» **WHAT IS NEEDED**: Sort through the data and copy the lines holding the word "name".

» **DATA FOR THIS TASK**:

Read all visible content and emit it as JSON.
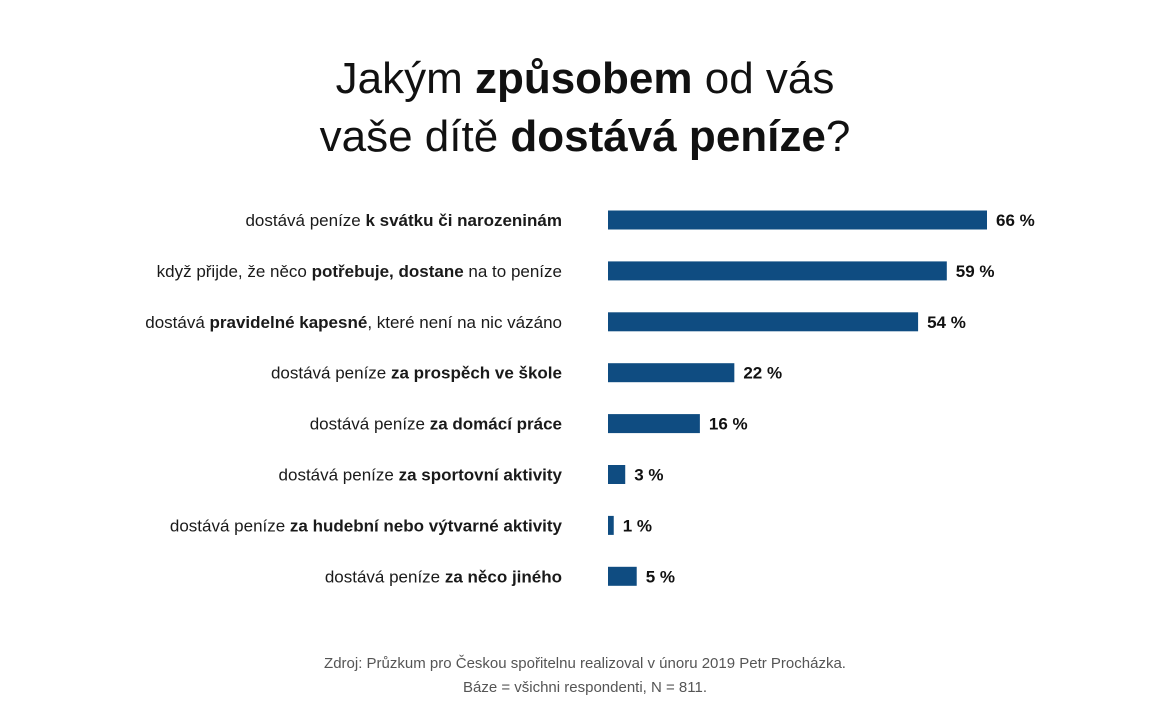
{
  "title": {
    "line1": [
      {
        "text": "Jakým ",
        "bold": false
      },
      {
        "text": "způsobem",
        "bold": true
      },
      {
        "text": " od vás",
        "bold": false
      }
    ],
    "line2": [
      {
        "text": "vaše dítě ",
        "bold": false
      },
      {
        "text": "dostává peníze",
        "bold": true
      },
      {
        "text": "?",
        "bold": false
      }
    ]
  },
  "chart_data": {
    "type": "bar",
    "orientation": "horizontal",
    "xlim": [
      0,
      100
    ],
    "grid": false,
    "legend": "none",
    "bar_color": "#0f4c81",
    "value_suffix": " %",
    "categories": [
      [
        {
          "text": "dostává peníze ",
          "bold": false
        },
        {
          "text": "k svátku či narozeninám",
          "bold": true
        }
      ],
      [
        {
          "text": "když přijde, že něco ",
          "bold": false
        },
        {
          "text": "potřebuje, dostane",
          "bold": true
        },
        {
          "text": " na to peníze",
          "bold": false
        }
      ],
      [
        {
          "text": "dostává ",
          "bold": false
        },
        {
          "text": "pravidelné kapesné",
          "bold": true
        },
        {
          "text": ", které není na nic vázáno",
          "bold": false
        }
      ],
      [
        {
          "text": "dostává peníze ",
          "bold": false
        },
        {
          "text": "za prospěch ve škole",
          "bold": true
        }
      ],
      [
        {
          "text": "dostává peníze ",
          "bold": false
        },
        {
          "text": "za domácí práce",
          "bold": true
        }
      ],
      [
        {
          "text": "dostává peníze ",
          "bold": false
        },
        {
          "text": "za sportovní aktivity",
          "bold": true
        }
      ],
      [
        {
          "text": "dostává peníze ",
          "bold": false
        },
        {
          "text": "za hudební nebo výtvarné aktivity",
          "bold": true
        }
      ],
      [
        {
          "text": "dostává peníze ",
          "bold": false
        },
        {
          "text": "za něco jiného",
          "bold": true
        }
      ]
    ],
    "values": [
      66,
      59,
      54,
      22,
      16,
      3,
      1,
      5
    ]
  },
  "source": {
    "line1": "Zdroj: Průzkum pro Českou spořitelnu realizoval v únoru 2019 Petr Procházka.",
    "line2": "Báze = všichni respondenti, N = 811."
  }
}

--

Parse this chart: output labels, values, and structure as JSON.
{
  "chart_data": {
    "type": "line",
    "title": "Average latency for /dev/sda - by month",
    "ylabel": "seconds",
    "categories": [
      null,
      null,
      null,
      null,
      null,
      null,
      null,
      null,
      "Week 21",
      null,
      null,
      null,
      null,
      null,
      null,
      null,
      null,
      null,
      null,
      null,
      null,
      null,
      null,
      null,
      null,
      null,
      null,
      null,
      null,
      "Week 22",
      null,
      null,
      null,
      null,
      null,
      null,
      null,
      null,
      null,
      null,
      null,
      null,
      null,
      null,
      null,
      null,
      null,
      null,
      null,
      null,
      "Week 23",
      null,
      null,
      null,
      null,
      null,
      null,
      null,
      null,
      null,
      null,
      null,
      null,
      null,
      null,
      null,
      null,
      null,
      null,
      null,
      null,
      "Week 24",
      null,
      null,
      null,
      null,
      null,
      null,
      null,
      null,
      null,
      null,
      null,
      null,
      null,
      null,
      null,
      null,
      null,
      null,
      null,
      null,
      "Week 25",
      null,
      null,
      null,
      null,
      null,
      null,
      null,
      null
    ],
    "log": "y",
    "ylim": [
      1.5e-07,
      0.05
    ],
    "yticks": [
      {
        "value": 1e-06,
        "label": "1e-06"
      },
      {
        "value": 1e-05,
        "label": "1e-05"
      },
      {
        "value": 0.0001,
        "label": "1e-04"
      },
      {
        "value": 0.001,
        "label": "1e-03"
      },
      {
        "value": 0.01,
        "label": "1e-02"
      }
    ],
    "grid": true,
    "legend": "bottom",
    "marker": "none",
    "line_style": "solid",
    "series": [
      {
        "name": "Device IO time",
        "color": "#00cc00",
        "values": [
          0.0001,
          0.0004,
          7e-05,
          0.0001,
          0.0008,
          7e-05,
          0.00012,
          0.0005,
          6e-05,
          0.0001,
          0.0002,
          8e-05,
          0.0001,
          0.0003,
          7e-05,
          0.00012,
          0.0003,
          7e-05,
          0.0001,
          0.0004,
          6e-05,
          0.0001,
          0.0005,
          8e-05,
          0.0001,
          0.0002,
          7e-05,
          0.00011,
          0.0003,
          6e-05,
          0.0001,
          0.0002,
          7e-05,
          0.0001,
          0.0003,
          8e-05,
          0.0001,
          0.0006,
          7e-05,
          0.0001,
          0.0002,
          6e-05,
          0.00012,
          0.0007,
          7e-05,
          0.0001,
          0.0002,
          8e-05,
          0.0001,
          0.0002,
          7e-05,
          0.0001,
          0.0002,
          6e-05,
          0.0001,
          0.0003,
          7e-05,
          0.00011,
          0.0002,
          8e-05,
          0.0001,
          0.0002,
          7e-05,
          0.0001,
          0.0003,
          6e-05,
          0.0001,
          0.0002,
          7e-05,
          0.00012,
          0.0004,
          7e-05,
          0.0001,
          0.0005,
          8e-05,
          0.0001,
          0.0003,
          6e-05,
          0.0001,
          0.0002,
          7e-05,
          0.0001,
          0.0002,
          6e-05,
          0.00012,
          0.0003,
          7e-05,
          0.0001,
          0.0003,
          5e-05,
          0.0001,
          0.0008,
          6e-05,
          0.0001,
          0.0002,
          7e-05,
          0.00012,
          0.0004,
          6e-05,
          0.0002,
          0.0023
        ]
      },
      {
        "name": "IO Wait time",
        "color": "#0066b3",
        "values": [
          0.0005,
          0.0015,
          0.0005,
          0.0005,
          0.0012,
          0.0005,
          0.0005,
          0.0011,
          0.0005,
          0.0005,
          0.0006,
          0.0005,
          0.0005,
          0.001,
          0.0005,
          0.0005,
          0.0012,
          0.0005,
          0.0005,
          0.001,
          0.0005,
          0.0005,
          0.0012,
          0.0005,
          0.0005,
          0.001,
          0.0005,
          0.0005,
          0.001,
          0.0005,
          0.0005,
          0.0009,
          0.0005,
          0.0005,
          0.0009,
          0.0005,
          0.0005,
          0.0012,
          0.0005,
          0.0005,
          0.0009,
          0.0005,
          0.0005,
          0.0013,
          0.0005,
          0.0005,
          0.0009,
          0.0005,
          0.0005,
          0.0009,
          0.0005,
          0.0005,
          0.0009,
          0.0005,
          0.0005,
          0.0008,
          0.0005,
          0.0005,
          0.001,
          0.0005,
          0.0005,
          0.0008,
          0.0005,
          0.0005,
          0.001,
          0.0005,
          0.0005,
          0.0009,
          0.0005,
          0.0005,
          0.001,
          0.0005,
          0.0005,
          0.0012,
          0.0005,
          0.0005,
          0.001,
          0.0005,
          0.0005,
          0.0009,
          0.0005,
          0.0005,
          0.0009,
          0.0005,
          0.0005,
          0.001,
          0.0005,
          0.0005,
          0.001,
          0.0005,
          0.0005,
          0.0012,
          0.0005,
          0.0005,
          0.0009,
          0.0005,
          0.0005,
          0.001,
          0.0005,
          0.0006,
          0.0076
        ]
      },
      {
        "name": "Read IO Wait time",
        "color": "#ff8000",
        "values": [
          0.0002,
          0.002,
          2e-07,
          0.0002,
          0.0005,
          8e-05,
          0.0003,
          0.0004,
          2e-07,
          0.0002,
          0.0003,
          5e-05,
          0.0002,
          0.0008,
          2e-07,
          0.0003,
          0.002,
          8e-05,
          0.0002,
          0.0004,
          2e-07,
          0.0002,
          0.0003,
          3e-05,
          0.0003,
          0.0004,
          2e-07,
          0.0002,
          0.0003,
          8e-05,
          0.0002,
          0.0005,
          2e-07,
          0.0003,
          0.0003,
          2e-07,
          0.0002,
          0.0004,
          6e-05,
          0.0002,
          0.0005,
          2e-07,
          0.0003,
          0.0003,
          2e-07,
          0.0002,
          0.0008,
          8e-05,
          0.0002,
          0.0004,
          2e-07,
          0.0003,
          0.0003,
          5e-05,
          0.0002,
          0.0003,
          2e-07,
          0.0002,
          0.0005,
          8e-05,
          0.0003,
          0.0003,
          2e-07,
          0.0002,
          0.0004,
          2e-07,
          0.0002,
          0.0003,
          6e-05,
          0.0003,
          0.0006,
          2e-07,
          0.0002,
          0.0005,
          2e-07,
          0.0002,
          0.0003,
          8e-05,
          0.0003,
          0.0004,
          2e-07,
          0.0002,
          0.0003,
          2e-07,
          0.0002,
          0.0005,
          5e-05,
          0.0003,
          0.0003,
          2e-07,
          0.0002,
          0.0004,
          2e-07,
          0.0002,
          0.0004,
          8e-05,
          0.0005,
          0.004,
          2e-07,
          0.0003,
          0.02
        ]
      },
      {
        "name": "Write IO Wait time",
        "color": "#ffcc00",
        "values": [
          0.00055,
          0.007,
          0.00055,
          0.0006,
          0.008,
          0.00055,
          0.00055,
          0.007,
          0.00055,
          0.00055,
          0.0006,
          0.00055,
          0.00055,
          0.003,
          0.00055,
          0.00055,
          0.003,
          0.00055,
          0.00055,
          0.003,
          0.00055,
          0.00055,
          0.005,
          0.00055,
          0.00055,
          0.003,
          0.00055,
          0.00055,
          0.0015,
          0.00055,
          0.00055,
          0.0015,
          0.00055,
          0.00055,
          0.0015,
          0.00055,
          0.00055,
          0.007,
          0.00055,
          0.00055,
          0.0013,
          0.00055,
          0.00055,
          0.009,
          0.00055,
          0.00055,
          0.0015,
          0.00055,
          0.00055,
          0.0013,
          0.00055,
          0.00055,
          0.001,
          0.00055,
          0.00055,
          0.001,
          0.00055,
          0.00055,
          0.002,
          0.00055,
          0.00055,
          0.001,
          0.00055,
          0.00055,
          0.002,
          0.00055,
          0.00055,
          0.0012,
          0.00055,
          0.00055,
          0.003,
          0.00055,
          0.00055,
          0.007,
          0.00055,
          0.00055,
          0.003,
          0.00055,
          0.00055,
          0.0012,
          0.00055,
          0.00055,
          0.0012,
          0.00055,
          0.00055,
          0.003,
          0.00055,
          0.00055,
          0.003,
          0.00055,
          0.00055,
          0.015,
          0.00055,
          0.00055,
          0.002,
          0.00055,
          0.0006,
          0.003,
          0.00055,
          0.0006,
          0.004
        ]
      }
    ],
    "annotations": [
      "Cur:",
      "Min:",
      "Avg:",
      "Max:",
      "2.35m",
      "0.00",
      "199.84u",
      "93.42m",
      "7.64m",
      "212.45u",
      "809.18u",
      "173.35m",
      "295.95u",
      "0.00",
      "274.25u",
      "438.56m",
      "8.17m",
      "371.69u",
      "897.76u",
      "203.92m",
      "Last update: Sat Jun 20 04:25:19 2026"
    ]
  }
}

==

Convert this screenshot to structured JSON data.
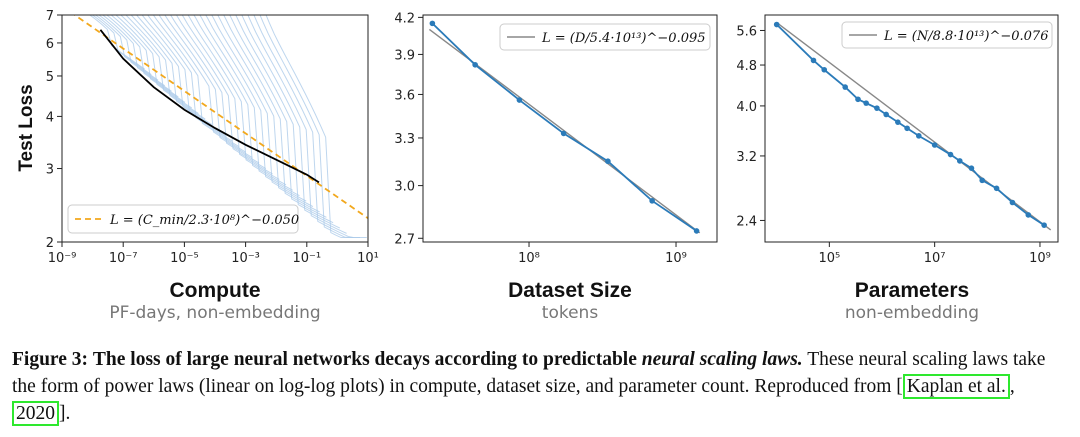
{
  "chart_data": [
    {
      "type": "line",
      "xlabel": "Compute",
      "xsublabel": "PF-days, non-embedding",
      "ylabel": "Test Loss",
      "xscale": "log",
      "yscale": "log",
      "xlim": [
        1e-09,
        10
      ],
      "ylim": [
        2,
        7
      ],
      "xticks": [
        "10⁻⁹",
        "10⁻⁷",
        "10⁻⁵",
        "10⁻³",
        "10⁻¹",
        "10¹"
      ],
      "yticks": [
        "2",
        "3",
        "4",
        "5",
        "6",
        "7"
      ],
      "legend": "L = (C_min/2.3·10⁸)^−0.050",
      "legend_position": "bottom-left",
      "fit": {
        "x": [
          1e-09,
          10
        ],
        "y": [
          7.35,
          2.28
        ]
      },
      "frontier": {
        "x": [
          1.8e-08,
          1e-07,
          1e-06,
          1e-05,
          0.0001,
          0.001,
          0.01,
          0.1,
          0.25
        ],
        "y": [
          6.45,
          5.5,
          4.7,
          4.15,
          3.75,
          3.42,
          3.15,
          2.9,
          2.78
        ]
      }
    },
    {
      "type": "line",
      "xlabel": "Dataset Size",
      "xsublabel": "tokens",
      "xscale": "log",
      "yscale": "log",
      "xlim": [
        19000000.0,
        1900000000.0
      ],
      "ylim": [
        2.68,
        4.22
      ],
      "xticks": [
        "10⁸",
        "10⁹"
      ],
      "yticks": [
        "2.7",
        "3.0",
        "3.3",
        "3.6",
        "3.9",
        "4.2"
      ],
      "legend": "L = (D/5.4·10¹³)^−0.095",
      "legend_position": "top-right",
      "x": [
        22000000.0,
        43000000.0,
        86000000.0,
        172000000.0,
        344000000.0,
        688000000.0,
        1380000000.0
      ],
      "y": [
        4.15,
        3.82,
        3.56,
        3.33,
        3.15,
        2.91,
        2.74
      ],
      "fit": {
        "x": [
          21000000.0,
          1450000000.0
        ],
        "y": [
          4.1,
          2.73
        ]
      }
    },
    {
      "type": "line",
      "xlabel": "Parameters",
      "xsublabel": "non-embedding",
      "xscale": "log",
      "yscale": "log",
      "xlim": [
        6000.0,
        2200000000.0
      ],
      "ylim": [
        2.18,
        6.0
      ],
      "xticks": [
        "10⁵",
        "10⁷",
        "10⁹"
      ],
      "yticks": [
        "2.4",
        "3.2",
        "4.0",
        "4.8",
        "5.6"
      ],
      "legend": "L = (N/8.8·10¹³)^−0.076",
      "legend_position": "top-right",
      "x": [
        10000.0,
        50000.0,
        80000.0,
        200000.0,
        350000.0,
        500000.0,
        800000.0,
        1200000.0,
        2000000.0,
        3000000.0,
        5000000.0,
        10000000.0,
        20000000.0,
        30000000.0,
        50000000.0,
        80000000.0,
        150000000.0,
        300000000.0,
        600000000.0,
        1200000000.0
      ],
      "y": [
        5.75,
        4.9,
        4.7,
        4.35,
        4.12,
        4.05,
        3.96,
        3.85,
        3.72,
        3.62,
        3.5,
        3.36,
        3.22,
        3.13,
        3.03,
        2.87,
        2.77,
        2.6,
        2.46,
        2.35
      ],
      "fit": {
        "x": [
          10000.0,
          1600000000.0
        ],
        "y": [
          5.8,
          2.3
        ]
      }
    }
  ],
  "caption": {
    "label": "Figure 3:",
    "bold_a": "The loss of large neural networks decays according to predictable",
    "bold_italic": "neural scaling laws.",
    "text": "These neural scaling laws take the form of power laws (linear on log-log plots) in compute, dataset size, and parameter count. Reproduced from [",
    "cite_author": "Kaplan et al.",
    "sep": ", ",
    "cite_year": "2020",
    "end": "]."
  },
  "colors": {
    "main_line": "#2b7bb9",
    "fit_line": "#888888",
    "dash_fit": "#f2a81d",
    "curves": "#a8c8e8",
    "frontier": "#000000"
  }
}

» **THE OUTPUT**:
        "name": "Device IO time",
        "name": "IO Wait time",
        "name": "Read IO Wait time",
        "name": "Write IO Wait time",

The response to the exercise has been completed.